[START OF EXTRACTED ENTRIES]

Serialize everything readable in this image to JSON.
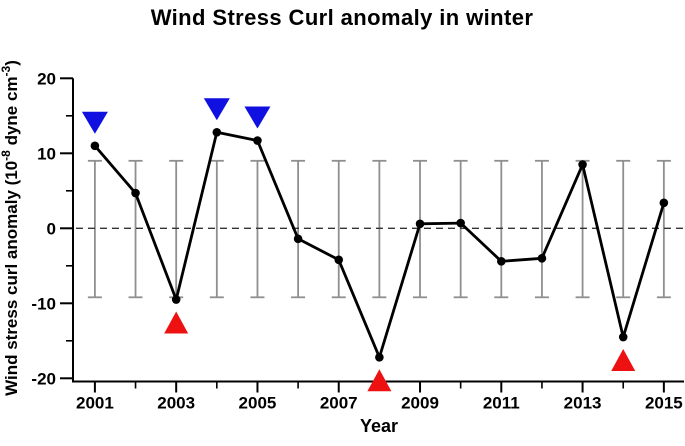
{
  "figure": {
    "background": "#ffffff"
  },
  "colors": {
    "line": "#000000",
    "marker": "#000000",
    "error_bar": "#8f8f8f",
    "blue_triangle": "#1010e0",
    "red_triangle": "#ee1111",
    "zero_line": "#333333",
    "axis": "#000000",
    "text": "#000000"
  },
  "chart_data": {
    "type": "line",
    "title": "Wind Stress Curl anomaly in winter",
    "xlabel": "Year",
    "ylabel": "Wind stress curl anomaly (10⁻⁸ dyne cm⁻³)",
    "ylabel_segments": [
      {
        "text": "Wind stress curl anomaly (10",
        "sup": false
      },
      {
        "text": "-8",
        "sup": true
      },
      {
        "text": " dyne cm",
        "sup": false
      },
      {
        "text": "-3",
        "sup": true
      },
      {
        "text": ")",
        "sup": false
      }
    ],
    "x": [
      2001,
      2002,
      2003,
      2004,
      2005,
      2006,
      2007,
      2008,
      2009,
      2010,
      2011,
      2012,
      2013,
      2014,
      2015
    ],
    "values": [
      11.0,
      4.7,
      -9.5,
      12.8,
      11.7,
      -1.4,
      -4.2,
      -17.2,
      0.6,
      0.7,
      -4.4,
      -4.0,
      8.5,
      -14.5,
      3.4
    ],
    "error_band": {
      "top": 9.0,
      "bottom": -9.2,
      "applies_to_all_years": true
    },
    "blue_down_triangle_years": [
      2001,
      2004,
      2005
    ],
    "red_up_triangle_years": [
      2003,
      2008,
      2014
    ],
    "ylim": [
      -20,
      20
    ],
    "xlim_years": [
      2001,
      2015
    ],
    "yticks_major": [
      20,
      10,
      0,
      -10,
      -20
    ],
    "yticks_minor": [
      15,
      5,
      -5,
      -15
    ],
    "ytick_labels": [
      "20",
      "10",
      "0",
      "-10",
      "-20"
    ],
    "xticks_major": [
      2001,
      2003,
      2005,
      2007,
      2009,
      2011,
      2013,
      2015
    ],
    "xticks_minor": [
      2002,
      2004,
      2006,
      2008,
      2010,
      2012,
      2014
    ],
    "xtick_labels": [
      "2001",
      "2003",
      "2005",
      "2007",
      "2009",
      "2011",
      "2013",
      "2015"
    ],
    "zero_line_style": "dashed",
    "grid": "off",
    "legend": "none"
  }
}
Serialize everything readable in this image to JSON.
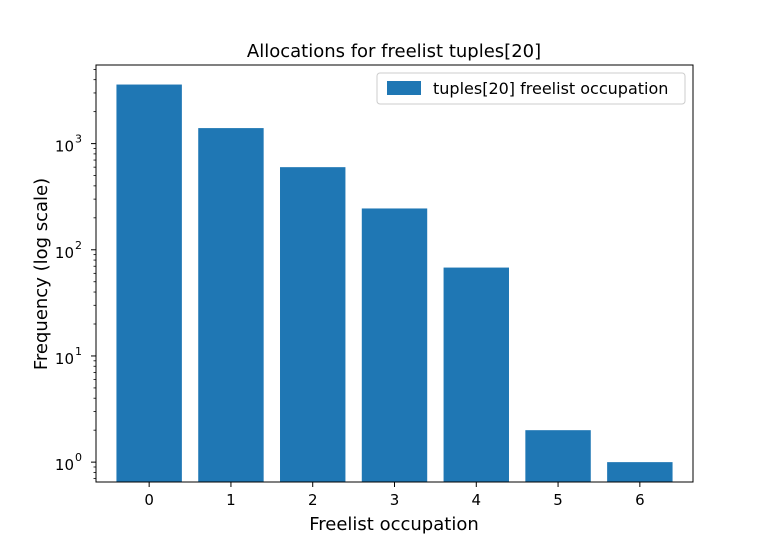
{
  "chart_data": {
    "type": "bar",
    "title": "Allocations for freelist tuples[20]",
    "xlabel": "Freelist occupation",
    "ylabel": "Frequency (log scale)",
    "yscale": "log",
    "ylim": [
      0.65,
      5500
    ],
    "categories": [
      "0",
      "1",
      "2",
      "3",
      "4",
      "5",
      "6"
    ],
    "series": [
      {
        "name": "tuples[20] freelist occupation",
        "values": [
          3600,
          1400,
          600,
          245,
          68,
          2,
          1
        ],
        "color": "#1f77b4"
      }
    ],
    "y_tick_labels": [
      {
        "base": "10",
        "exp": "0"
      },
      {
        "base": "10",
        "exp": "1"
      },
      {
        "base": "10",
        "exp": "2"
      },
      {
        "base": "10",
        "exp": "3"
      }
    ],
    "grid": false,
    "legend_position": "top-right"
  }
}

[END OF EXTRACTED ENTRIES]

■ **WHAT THE TASK REQUIRES**
Every line that holds the string "tuples" should be returned.

■ **EXERCISE SOLUTION**
    "title": "Allocations for freelist tuples[20]",
        "name": "tuples[20] freelist occupation",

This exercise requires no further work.